* _EXERCISE PROMPT_:
Below are the records. Gather each line that holds "count".

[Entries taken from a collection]
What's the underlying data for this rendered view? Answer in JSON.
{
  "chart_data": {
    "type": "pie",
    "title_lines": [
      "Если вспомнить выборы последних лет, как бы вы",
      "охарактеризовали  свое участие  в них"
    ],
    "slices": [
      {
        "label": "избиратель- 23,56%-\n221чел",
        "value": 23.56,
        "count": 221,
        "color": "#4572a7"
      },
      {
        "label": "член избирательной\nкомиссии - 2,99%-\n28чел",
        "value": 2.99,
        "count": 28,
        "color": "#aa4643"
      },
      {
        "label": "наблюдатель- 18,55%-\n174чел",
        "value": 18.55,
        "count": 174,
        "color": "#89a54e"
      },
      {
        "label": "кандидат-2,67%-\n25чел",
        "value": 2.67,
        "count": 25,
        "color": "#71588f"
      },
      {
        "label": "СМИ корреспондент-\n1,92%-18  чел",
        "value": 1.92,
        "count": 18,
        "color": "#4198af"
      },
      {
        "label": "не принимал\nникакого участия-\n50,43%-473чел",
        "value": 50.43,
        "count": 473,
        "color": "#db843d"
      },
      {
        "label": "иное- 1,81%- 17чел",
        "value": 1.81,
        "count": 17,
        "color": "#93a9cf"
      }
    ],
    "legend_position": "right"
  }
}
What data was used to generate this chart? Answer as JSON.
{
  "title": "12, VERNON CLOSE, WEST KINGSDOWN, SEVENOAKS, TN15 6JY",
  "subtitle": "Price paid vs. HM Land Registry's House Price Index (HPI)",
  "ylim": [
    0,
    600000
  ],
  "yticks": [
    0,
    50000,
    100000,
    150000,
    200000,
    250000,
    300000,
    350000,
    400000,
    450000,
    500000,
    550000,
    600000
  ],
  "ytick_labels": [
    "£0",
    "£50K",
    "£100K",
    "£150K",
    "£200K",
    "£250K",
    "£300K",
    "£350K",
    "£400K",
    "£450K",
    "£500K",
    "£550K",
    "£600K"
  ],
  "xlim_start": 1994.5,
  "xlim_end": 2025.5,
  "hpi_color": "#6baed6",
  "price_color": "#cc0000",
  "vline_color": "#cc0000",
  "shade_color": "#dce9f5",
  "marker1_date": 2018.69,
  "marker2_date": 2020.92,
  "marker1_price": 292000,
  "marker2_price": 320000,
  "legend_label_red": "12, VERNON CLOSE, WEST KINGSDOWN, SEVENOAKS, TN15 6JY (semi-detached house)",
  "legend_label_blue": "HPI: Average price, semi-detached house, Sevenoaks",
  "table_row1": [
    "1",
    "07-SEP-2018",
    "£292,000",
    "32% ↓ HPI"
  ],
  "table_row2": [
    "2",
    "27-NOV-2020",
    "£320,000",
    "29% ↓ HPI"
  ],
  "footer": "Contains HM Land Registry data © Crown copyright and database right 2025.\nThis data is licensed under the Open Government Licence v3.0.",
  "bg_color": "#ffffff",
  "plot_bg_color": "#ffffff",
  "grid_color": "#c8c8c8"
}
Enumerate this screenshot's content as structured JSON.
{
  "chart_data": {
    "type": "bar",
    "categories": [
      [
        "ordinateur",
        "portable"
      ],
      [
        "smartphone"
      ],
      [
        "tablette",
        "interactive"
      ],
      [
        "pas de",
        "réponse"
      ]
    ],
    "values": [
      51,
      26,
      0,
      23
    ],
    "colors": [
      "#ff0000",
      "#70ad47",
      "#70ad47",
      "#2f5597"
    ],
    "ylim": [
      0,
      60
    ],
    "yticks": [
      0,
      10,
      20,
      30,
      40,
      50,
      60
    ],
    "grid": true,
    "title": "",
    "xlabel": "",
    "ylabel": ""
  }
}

* _COMPLETE ANSWER_:
        "count": 221,
        "count": 28,
        "count": 174,
        "count": 25,
        "count": 18,
        "count": 473,
        "count": 17,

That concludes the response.